Saved data entries:
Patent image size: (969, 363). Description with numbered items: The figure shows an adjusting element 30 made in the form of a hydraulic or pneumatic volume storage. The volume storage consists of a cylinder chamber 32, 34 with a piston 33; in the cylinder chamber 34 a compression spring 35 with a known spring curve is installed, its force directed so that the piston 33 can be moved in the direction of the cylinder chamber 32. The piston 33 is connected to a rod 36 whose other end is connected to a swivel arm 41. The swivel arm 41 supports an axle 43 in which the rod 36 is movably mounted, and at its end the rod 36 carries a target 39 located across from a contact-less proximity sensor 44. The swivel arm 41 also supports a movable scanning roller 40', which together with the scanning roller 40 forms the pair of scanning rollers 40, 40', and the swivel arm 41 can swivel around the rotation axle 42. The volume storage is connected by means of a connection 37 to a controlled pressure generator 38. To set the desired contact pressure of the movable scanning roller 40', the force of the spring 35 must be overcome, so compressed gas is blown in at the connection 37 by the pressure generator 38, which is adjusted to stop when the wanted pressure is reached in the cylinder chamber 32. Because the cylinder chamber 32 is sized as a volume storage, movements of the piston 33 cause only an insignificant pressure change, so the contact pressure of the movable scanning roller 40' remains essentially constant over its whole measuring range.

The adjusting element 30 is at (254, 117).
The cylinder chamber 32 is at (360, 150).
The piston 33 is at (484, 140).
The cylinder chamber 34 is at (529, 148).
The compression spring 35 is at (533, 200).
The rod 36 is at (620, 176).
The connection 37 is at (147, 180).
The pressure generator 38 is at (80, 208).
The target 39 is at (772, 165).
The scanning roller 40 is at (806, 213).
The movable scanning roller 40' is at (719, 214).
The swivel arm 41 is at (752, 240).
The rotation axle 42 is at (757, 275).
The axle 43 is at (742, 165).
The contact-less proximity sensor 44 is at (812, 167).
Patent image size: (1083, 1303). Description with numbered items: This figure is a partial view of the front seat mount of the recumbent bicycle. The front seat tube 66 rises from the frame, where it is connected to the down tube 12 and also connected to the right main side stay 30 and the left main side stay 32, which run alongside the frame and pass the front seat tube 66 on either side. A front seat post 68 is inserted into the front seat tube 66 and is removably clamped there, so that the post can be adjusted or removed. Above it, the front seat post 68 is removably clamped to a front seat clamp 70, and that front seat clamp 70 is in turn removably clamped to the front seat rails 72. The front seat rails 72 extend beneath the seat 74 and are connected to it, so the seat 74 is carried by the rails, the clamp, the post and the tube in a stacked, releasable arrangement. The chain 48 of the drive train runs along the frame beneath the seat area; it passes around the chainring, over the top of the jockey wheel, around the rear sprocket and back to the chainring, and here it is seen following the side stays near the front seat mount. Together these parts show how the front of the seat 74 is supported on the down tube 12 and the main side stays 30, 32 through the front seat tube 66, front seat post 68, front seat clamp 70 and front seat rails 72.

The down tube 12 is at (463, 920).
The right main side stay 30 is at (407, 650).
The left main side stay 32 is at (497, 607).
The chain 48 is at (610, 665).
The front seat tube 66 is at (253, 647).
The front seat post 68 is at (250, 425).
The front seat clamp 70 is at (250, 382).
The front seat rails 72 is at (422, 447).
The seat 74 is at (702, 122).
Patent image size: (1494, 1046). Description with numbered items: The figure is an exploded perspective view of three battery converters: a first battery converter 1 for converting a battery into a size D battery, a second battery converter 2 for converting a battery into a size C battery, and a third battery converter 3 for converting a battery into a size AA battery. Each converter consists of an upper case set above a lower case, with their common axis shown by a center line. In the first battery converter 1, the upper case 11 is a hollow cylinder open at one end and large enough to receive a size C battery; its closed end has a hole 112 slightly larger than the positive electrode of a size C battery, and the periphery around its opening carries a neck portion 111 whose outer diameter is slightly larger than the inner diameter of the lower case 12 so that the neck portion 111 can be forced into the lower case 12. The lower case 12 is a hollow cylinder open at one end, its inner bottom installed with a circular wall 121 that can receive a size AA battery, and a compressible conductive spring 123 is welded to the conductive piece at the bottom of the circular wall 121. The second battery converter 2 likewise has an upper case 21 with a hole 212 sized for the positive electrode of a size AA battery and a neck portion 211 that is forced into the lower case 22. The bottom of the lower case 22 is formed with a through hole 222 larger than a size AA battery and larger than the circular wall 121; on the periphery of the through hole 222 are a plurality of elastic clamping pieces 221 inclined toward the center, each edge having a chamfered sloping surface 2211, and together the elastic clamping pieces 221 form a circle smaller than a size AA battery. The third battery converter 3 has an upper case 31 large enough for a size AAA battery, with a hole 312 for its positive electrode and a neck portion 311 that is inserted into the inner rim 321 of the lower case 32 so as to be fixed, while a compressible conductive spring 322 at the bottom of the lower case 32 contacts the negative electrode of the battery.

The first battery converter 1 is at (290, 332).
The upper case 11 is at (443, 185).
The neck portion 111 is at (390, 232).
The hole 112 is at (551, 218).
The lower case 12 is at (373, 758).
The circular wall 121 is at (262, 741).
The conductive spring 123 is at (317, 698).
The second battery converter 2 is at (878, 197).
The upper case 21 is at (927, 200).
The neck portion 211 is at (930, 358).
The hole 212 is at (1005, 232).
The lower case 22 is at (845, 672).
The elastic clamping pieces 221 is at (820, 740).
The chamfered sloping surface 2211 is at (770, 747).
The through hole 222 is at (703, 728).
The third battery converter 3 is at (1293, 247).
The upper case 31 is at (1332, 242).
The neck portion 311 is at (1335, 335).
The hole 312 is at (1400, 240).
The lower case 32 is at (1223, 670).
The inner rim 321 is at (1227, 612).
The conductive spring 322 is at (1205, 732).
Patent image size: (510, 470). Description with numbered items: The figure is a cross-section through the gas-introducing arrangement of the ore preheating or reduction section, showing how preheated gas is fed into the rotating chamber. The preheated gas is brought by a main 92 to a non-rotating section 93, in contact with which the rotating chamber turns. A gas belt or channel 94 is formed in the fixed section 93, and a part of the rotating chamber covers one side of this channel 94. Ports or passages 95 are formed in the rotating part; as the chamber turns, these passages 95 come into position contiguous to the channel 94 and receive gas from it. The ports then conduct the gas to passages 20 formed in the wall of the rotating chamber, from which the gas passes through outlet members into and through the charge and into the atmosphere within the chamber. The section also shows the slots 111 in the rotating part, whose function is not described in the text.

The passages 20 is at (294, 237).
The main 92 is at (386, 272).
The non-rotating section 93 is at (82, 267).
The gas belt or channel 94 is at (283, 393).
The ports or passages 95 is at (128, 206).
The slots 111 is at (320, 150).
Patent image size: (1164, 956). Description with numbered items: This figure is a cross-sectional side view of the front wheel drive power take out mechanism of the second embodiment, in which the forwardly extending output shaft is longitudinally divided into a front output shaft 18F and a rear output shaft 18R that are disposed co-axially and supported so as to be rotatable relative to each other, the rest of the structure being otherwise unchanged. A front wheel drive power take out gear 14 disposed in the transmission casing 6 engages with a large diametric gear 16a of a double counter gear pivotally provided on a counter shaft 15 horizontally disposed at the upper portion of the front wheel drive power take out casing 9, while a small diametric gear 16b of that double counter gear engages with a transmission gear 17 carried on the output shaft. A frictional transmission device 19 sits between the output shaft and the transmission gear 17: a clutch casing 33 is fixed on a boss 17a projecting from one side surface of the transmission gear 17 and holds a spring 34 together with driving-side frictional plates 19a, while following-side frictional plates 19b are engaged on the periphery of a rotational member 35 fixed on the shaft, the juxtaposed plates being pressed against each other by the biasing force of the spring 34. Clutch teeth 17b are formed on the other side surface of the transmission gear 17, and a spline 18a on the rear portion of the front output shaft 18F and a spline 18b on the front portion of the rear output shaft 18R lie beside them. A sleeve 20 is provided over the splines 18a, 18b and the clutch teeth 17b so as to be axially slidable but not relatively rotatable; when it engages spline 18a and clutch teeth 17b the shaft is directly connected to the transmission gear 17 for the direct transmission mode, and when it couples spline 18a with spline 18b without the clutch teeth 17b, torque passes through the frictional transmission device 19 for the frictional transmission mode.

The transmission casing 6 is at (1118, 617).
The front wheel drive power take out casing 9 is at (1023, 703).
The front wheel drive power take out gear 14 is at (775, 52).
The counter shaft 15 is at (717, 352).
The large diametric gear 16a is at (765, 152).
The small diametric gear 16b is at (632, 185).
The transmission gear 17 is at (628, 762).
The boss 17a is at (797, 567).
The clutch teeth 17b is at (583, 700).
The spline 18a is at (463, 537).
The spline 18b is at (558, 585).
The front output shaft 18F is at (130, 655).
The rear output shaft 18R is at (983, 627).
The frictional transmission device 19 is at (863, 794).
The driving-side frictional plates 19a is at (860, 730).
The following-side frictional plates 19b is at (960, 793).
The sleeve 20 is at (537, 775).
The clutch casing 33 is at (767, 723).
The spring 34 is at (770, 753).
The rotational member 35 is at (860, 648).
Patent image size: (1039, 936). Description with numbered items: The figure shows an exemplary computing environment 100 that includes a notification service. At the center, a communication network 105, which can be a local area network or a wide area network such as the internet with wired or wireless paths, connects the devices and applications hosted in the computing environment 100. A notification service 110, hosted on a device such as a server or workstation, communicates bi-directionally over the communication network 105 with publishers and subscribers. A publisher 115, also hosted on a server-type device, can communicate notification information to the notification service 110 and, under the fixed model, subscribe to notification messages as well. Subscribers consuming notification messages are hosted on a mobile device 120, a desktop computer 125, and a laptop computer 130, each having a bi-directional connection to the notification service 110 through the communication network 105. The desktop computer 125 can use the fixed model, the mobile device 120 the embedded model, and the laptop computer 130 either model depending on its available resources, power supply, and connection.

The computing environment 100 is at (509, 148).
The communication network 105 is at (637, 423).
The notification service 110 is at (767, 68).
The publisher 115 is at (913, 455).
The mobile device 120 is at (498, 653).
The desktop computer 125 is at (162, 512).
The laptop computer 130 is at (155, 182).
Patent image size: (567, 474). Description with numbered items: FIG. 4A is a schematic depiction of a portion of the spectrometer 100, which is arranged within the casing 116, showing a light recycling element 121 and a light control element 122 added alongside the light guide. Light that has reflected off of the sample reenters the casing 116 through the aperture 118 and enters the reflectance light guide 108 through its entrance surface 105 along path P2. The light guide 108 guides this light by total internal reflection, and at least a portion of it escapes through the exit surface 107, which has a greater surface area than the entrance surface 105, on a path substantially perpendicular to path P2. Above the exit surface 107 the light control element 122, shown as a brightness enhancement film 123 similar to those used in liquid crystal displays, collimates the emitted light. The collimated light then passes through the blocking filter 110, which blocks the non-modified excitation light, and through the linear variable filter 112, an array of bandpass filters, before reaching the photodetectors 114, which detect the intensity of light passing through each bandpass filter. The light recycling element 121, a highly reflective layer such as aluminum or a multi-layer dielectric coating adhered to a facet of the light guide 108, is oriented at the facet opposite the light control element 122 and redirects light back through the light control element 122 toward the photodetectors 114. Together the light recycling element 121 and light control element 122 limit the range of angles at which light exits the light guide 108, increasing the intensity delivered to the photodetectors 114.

EXERCISE:
Put the lines from the start of the items through the line containing "The scanning roller 40 is at (806, 213)." into a numbered list, leaving out any blank lines.

ANSWER:
1. Patent image size: (969, 363). Description with numbered items: The figure shows an adjusting element 30 made in the form of a hydraulic or pneumatic volume storage. The volume storage consists of a cylinder chamber 32, 34 with a piston 33; in the cylinder chamber 34 a compression spring 35 with a known spring curve is installed, its force directed so that the piston 33 can be moved in the direction of the cylinder chamber 32. The piston 33 is connected to a rod 36 whose other end is connected to a swivel arm 41. The swivel arm 41 supports an axle 43 in which the rod 36 is movably mounted, and at its end the rod 36 carries a target 39 located across from a contact-less proximity sensor 44. The swivel arm 41 also supports a movable scanning roller 40', which together with the scanning roller 40 forms the pair of scanning rollers 40, 40', and the swivel arm 41 can swivel around the rotation axle 42. The volume storage is connected by means of a connection 37 to a controlled pressure generator 38. To set the desired contact pressure of the movable scanning roller 40', the force of the spring 35 must be overcome, so compressed gas is blown in at the connection 37 by the pressure generator 38, which is adjusted to stop when the wanted pressure is reached in the cylinder chamber 32. Because the cylinder chamber 32 is sized as a volume storage, movements of the piston 33 cause only an insignificant pressure change, so the contact pressure of the movable scanning roller 40' remains essentially constant over its whole measuring range.
2. The adjusting element 30 is at (254, 117).
3. The cylinder chamber 32 is at (360, 150).
4. The piston 33 is at (484, 140).
5. The cylinder chamber 34 is at (529, 148).
6. The compression spring 35 is at (533, 200).
7. The rod 36 is at (620, 176).
8. The connection 37 is at (147, 180).
9. The pressure generator 38 is at (80, 208).
10. The target 39 is at (772, 165).
11. The scanning roller 40 is at (806, 213).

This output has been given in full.